**Task objective:**
Below are the records; reproduce all of them exactly but without any images.

Dataset records
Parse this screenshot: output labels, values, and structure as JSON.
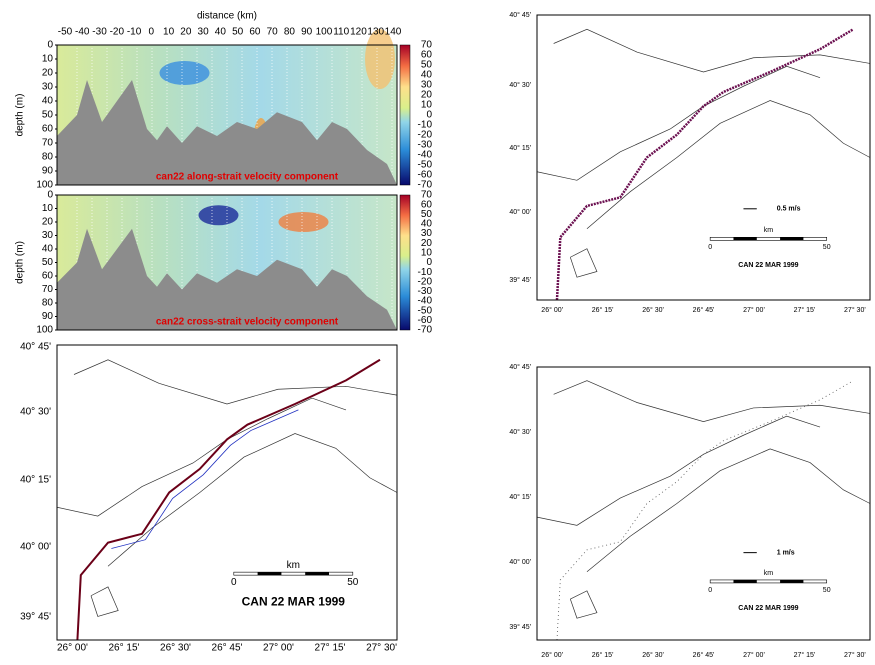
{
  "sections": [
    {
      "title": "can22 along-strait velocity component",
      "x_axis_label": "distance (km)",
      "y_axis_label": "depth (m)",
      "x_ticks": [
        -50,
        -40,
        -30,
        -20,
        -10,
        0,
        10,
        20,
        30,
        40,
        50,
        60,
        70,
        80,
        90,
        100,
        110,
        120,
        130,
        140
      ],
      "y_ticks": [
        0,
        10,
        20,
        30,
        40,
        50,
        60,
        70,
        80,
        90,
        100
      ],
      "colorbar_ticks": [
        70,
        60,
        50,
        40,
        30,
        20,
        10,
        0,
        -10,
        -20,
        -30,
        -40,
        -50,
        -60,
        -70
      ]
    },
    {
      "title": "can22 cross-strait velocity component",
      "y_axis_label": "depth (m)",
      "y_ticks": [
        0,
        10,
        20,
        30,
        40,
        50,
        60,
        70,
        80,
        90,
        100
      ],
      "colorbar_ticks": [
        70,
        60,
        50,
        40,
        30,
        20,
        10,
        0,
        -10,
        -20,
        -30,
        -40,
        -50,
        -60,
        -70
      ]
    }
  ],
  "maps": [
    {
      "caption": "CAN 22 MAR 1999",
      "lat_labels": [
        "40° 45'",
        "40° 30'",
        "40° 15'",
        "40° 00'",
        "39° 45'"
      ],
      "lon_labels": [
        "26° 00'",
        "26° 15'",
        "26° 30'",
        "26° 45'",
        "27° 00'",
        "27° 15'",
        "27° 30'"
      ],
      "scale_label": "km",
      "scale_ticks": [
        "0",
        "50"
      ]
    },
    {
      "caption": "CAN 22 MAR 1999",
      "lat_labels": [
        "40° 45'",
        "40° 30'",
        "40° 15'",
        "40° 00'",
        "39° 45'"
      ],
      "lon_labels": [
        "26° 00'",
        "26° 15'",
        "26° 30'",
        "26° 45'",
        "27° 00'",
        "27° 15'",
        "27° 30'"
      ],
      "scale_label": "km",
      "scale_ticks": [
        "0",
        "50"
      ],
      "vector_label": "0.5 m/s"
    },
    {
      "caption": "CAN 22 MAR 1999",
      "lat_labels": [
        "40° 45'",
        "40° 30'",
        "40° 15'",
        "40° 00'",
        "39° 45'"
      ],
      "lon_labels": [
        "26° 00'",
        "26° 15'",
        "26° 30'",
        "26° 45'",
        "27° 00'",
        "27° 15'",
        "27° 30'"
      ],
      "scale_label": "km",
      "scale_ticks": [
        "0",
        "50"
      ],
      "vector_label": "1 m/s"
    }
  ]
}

**Solution:**
Parse this screenshot: output labels, values, and structure as JSON.
{
  "sections": [
    {
      "title": "can22 along-strait velocity component",
      "x_axis_label": "distance (km)",
      "y_axis_label": "depth (m)",
      "x_ticks": [
        -50,
        -40,
        -30,
        -20,
        -10,
        0,
        10,
        20,
        30,
        40,
        50,
        60,
        70,
        80,
        90,
        100,
        110,
        120,
        130,
        140
      ],
      "y_ticks": [
        0,
        10,
        20,
        30,
        40,
        50,
        60,
        70,
        80,
        90,
        100
      ],
      "colorbar_ticks": [
        70,
        60,
        50,
        40,
        30,
        20,
        10,
        0,
        -10,
        -20,
        -30,
        -40,
        -50,
        -60,
        -70
      ]
    },
    {
      "title": "can22 cross-strait velocity component",
      "y_axis_label": "depth (m)",
      "y_ticks": [
        0,
        10,
        20,
        30,
        40,
        50,
        60,
        70,
        80,
        90,
        100
      ],
      "colorbar_ticks": [
        70,
        60,
        50,
        40,
        30,
        20,
        10,
        0,
        -10,
        -20,
        -30,
        -40,
        -50,
        -60,
        -70
      ]
    }
  ],
  "maps": [
    {
      "caption": "CAN 22 MAR 1999",
      "lat_labels": [
        "40° 45'",
        "40° 30'",
        "40° 15'",
        "40° 00'",
        "39° 45'"
      ],
      "lon_labels": [
        "26° 00'",
        "26° 15'",
        "26° 30'",
        "26° 45'",
        "27° 00'",
        "27° 15'",
        "27° 30'"
      ],
      "scale_label": "km",
      "scale_ticks": [
        "0",
        "50"
      ]
    },
    {
      "caption": "CAN 22 MAR 1999",
      "lat_labels": [
        "40° 45'",
        "40° 30'",
        "40° 15'",
        "40° 00'",
        "39° 45'"
      ],
      "lon_labels": [
        "26° 00'",
        "26° 15'",
        "26° 30'",
        "26° 45'",
        "27° 00'",
        "27° 15'",
        "27° 30'"
      ],
      "scale_label": "km",
      "scale_ticks": [
        "0",
        "50"
      ],
      "vector_label": "0.5 m/s"
    },
    {
      "caption": "CAN 22 MAR 1999",
      "lat_labels": [
        "40° 45'",
        "40° 30'",
        "40° 15'",
        "40° 00'",
        "39° 45'"
      ],
      "lon_labels": [
        "26° 00'",
        "26° 15'",
        "26° 30'",
        "26° 45'",
        "27° 00'",
        "27° 15'",
        "27° 30'"
      ],
      "scale_label": "km",
      "scale_ticks": [
        "0",
        "50"
      ],
      "vector_label": "1 m/s"
    }
  ]
}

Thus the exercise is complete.